_YOUR TASK:_
Could you copy out, word for word, the material between the lines holding "List every element" and "166, 646, 178]", inclusive?

Excerpts from a layout annotation set
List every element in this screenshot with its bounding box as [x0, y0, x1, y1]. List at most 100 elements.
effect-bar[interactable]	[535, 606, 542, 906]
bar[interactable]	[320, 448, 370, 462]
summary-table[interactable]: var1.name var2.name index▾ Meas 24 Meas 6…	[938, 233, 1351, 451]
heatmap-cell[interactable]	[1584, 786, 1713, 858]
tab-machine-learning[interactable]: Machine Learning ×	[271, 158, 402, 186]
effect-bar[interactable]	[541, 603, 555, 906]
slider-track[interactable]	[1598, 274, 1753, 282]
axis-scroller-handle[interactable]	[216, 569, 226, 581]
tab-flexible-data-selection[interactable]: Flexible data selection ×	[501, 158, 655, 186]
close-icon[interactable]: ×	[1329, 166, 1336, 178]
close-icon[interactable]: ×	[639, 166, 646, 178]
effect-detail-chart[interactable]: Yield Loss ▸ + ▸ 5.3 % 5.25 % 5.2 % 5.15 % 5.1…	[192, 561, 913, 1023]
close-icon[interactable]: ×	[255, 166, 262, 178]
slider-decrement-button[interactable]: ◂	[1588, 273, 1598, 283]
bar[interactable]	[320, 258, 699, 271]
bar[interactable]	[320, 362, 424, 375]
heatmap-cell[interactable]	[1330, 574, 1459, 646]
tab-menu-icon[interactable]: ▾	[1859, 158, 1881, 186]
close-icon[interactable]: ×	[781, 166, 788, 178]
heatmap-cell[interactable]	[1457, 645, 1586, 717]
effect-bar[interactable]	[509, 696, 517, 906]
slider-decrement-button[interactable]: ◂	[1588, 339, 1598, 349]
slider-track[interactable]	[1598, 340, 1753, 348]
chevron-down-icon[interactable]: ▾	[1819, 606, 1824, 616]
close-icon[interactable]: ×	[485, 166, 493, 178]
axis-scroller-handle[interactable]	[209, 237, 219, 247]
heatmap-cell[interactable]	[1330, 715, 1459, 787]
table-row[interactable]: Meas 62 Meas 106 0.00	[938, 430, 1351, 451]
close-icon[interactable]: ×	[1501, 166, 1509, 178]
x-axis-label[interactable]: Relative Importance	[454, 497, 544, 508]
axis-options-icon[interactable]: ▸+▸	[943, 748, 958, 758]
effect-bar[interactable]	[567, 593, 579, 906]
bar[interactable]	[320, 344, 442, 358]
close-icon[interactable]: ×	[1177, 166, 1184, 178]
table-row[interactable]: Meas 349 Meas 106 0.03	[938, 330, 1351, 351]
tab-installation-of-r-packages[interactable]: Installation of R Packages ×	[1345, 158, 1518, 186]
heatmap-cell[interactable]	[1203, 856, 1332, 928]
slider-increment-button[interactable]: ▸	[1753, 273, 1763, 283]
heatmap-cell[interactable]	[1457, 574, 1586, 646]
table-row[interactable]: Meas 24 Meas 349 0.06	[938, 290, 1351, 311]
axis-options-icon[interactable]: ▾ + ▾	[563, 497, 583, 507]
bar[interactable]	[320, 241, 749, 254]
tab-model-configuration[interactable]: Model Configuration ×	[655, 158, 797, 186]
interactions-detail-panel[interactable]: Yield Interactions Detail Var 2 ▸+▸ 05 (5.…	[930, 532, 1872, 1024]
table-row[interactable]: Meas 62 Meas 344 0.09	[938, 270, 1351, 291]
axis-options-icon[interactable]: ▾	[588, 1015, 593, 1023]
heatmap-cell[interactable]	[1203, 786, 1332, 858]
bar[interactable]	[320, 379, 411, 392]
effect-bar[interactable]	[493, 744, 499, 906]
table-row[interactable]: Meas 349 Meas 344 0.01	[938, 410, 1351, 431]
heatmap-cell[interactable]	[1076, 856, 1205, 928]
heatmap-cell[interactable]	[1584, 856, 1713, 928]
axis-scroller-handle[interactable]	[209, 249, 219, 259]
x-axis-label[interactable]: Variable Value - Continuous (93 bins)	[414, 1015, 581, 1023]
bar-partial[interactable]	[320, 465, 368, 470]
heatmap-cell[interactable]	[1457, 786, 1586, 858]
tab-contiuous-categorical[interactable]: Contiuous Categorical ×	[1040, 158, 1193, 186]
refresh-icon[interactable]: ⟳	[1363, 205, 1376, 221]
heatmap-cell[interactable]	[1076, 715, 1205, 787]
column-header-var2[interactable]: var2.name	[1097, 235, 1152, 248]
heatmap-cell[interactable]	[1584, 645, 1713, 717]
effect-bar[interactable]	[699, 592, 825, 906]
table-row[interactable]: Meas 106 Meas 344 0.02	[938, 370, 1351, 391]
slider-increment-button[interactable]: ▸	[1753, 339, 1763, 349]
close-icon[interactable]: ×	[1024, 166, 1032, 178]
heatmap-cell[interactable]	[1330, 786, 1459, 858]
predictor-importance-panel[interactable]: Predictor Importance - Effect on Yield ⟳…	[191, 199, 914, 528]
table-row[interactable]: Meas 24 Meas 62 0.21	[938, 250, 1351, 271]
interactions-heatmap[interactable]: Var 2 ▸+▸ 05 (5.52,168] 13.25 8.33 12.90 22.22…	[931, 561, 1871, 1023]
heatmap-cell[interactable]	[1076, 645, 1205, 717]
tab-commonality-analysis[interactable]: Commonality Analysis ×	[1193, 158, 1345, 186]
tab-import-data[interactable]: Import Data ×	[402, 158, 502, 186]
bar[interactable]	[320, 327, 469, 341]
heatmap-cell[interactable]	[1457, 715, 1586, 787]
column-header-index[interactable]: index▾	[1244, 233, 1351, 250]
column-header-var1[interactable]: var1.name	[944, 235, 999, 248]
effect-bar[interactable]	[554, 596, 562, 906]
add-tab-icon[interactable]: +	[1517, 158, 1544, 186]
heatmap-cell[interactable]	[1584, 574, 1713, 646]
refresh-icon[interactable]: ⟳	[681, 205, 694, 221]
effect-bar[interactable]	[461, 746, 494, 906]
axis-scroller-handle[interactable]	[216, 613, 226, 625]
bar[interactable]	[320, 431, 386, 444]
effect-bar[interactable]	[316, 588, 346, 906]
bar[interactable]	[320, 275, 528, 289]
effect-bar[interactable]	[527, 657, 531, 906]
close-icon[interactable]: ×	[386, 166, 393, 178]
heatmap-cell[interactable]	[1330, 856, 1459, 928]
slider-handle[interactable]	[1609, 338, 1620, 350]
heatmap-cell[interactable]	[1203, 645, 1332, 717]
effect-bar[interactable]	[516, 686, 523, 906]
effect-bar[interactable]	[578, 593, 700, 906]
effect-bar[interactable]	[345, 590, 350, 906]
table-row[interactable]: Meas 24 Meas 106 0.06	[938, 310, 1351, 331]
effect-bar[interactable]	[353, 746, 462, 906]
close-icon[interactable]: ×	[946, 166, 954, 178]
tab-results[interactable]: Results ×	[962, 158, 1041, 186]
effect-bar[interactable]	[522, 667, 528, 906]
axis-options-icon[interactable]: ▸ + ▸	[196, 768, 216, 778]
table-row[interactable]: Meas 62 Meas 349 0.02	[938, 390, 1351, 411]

---

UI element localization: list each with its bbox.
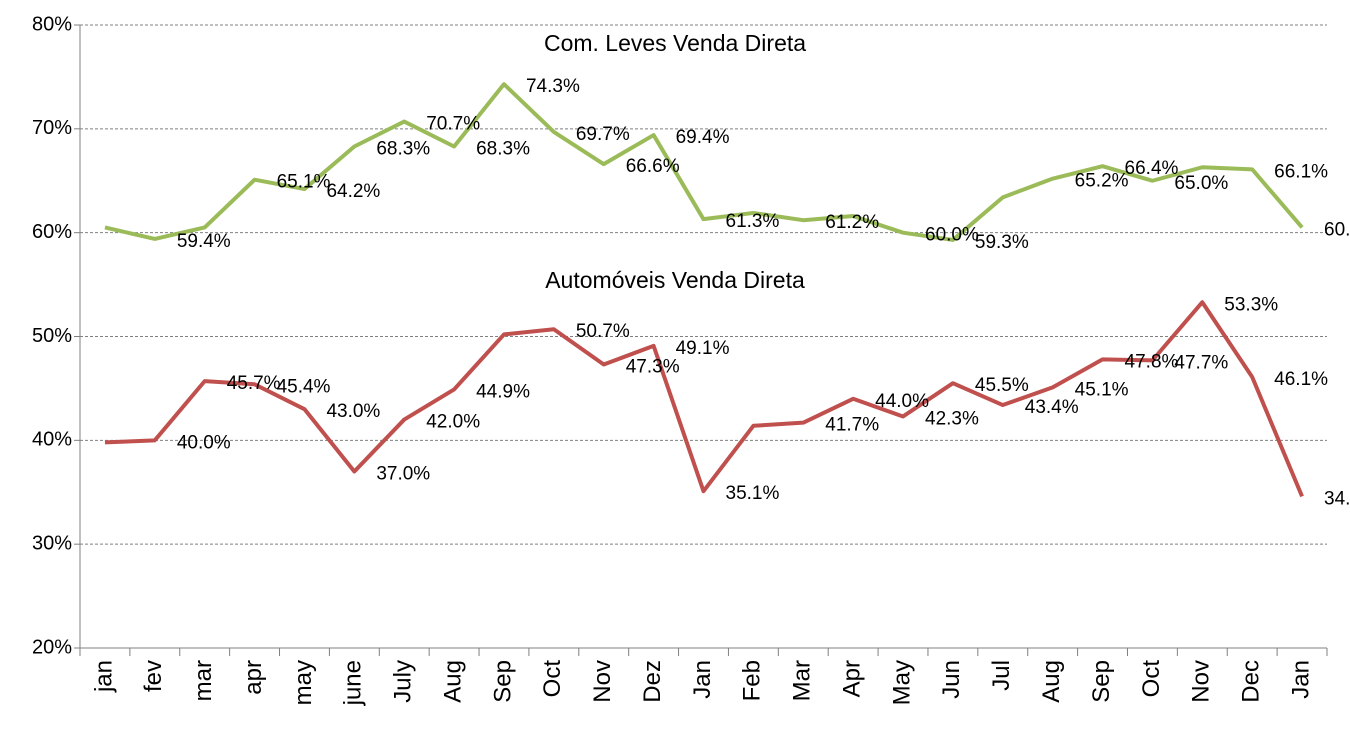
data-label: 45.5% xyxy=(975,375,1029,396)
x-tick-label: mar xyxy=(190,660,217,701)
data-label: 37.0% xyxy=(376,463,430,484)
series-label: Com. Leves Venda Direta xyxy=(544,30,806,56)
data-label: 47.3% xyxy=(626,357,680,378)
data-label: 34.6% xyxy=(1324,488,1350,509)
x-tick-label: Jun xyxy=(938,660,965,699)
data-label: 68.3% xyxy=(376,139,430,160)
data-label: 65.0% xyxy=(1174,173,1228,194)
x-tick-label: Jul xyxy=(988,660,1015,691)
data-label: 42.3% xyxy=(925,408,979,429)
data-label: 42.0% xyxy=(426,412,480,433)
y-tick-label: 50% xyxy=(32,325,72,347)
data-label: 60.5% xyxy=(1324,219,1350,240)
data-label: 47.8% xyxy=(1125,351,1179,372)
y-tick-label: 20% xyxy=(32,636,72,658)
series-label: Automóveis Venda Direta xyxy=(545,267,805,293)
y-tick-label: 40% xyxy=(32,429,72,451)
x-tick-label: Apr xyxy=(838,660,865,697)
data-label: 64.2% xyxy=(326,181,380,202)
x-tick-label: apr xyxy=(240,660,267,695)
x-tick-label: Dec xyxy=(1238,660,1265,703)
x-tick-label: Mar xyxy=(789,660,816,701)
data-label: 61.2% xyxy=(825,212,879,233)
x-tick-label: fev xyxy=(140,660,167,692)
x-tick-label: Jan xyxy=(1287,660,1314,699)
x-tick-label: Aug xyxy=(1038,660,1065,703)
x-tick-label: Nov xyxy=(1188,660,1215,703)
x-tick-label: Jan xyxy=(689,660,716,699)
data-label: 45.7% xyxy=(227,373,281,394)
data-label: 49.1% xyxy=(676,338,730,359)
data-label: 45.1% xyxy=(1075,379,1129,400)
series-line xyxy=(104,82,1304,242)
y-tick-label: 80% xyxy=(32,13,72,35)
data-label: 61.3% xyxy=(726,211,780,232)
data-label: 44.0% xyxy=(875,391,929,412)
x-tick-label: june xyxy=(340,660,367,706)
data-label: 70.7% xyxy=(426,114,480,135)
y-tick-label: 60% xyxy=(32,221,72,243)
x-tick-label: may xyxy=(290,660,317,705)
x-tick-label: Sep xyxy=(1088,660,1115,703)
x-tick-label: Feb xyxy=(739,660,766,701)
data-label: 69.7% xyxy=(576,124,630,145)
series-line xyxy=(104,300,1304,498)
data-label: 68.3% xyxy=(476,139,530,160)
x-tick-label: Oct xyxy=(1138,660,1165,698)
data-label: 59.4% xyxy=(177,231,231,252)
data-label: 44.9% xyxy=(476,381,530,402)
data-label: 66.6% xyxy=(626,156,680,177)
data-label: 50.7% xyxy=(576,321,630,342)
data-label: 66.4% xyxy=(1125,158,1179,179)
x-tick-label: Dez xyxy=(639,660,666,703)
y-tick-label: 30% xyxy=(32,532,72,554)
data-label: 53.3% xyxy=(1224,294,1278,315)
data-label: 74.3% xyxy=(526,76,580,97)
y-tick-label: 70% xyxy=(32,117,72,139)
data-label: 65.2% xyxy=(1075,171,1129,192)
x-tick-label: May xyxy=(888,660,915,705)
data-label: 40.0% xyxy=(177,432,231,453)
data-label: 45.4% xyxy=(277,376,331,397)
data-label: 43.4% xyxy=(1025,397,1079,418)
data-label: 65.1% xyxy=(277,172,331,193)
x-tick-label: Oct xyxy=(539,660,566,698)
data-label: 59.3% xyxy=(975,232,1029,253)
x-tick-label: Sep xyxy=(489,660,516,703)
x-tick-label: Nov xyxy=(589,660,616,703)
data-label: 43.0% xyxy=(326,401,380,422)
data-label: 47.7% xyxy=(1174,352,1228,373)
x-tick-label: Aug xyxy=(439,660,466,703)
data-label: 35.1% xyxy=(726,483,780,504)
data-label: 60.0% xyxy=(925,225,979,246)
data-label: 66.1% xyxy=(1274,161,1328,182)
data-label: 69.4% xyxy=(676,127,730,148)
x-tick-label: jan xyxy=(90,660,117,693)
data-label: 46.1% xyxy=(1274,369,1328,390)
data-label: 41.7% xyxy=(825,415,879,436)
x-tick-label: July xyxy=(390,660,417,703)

_ANSWER IN FULL:_
List every element in this screenshot with its bounding box as [x0, y0, x1, y1]. List at most 100 elements.
effect-bar[interactable]	[535, 606, 542, 906]
bar[interactable]	[320, 448, 370, 462]
summary-table[interactable]: var1.name var2.name index▾ Meas 24 Meas 6…	[938, 233, 1351, 451]
heatmap-cell[interactable]	[1584, 786, 1713, 858]
tab-machine-learning[interactable]: Machine Learning ×	[271, 158, 402, 186]
effect-bar[interactable]	[541, 603, 555, 906]
slider-track[interactable]	[1598, 274, 1753, 282]
axis-scroller-handle[interactable]	[216, 569, 226, 581]
tab-flexible-data-selection[interactable]: Flexible data selection ×	[501, 158, 655, 186]
close-icon[interactable]: ×	[1329, 166, 1336, 178]
close-icon[interactable]: ×	[639, 166, 646, 178]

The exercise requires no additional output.